TASK 1: According to the exhibit announcement, on what day did the WVRHC unveil its new exhibit?
TASK 2: List every area of WVU history that the exhibit announcement names as featured in the exhibit.
TASK 3: Reproduce the part of the exhibit announcement starting with "In celebration of" and going on through "out at https://wvuhistoryexhibit.wordpress.com/.".

SUPPLIED PASSAGE:
>>
In celebration of WVU’s 150th anniversary, the WVRHC unveiled a new exhibit, Flowing Outward and Beyond: West Virginia University, on West Virginia Day. The exhibit showcases WVU history through records and artifacts found in the Center’s collections, featuring WVU’s early days, student life, arts, sports, and more.
For those who cannot visit us in person, one of the WVRHC’s fantastic graduate assistants has created a digital exhibit that brings the story of the objects, text, and videos we have on display to a wider audience. We encourage you to check it out at https://wvuhistoryexhibit.wordpress.com/.
When I worked on my first exhibit at the Center, I saw how much effort and creativity my coworkers put into our yearly exhibits, and I wanted to be able to share the finished product with people far and wide (including my family members living over 1000 miles away). Now, we have PDF versions of our previous 5 exhibits available, which you can find on our WV Day Exhibits webpage: https://wvday.lib.wvu.edu/exhibits. Savannah tried something new this year, going beyond PDF slides to a web-based design. I hope you all enjoy the upgrade as much as I do!
<<
INFORMATION GIVEN:
>>
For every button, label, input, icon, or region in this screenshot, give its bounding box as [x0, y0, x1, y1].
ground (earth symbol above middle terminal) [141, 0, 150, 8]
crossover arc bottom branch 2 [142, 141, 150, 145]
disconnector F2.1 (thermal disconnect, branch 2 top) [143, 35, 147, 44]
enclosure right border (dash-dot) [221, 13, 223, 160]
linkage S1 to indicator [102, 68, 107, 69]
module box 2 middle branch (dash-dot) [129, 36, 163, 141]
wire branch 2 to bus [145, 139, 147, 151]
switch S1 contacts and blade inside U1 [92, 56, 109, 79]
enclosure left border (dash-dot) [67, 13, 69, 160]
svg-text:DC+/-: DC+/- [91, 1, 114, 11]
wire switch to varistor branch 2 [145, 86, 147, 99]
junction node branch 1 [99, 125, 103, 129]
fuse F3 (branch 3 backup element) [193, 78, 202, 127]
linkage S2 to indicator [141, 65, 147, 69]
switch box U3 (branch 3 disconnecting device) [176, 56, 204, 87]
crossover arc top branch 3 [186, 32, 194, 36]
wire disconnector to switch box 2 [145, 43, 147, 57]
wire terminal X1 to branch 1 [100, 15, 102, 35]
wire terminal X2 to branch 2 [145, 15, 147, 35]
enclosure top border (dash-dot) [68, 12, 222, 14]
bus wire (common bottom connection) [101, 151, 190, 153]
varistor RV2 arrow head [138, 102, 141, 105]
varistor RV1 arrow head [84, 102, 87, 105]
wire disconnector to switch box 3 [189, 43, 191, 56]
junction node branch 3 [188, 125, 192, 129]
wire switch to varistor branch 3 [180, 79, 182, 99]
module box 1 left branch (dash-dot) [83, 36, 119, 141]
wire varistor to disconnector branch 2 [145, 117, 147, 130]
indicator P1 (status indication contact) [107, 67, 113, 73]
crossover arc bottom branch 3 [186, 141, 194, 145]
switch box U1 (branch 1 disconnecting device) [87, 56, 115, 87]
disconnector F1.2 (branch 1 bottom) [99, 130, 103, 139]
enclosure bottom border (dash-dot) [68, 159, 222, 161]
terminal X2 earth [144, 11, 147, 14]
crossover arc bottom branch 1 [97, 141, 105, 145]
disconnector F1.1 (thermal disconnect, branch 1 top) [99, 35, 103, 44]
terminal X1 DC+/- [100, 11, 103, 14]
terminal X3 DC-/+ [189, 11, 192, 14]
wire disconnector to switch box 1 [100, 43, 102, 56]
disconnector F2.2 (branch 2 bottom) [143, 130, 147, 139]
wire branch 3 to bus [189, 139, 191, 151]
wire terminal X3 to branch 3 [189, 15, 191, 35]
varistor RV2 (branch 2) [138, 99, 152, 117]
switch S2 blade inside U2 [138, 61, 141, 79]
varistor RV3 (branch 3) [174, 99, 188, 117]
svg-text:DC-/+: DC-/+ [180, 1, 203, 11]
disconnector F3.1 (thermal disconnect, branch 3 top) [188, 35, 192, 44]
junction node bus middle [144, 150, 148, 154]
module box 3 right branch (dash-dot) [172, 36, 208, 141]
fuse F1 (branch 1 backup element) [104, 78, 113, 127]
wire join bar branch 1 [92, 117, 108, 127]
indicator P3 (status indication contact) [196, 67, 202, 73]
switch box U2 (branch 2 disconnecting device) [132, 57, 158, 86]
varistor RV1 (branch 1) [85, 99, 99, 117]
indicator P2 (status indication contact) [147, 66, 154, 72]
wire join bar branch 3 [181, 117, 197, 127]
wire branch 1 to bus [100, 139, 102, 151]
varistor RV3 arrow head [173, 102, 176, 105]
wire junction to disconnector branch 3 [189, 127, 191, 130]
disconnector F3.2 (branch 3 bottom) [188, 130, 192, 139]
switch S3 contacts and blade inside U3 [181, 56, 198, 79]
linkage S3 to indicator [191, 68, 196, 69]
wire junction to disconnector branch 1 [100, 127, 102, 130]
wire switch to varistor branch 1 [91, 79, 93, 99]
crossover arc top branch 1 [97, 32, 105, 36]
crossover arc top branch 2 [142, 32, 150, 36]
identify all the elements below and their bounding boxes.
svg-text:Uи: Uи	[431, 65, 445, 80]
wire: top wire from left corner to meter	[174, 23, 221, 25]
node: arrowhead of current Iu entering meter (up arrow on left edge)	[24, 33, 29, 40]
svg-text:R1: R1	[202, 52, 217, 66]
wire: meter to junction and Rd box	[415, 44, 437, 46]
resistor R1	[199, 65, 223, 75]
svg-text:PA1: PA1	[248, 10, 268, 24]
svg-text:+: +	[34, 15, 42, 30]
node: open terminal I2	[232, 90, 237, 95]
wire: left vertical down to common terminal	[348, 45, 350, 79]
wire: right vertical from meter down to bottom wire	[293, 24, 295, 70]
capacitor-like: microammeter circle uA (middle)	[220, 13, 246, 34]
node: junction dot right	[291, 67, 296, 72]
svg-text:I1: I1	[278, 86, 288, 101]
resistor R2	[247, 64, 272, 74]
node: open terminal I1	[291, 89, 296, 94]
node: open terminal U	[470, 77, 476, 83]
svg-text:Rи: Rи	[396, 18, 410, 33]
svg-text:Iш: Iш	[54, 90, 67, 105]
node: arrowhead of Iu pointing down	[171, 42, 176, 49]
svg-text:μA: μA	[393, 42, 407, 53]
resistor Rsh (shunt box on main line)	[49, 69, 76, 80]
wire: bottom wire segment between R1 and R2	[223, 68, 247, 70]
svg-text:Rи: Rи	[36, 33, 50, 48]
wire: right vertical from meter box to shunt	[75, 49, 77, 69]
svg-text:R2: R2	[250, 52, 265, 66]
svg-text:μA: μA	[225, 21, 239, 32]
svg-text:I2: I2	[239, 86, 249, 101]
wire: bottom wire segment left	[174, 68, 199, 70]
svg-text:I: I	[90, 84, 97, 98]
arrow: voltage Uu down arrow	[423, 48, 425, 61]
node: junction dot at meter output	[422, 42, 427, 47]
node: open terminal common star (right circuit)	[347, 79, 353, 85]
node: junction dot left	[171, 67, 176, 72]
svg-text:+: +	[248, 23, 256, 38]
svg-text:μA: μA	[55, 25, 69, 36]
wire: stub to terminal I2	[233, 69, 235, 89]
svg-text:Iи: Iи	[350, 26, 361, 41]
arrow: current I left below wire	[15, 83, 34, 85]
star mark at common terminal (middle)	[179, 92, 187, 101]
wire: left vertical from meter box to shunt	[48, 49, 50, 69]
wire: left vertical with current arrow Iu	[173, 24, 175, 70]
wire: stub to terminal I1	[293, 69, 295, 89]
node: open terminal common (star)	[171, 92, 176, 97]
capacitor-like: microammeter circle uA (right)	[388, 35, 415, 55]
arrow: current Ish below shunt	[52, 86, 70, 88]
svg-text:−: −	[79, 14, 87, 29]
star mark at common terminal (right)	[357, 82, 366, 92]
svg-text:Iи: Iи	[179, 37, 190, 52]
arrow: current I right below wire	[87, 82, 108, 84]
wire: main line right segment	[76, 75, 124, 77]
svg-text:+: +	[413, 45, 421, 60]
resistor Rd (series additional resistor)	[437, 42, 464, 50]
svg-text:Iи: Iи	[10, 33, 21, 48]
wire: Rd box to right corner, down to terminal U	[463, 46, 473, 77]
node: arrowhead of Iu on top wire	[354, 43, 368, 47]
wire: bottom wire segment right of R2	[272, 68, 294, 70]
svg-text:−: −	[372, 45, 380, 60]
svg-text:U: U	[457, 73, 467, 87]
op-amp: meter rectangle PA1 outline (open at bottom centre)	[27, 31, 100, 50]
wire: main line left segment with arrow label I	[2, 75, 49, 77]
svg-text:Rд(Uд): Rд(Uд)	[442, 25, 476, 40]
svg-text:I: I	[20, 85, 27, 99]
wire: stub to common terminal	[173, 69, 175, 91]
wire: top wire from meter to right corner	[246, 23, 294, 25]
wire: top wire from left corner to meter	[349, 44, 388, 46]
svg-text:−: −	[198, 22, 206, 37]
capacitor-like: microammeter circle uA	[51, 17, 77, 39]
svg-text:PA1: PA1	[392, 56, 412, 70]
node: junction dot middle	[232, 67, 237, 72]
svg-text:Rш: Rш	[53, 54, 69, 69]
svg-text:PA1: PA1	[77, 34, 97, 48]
<<
FULL ANSWER 1: West Virginia Day.

FULL ANSWER 2: WVU's early days, student life, arts, and sports.

FULL ANSWER 3:
In celebration of WVU’s 150th anniversary, the WVRHC unveiled a new exhibit, Flowing Outward and Beyond: West Virginia University, on West Virginia Day. The exhibit showcases WVU history through records and artifacts found in the Center’s collections, featuring WVU’s early days, student life, arts, sports, and more.
For those who cannot visit us in person, one of the WVRHC’s fantastic graduate assistants has created a digital exhibit that brings the story of the objects, text, and videos we have on display to a wider audience. We encourage you to check it out at https://wvuhistoryexhibit.wordpress.com/.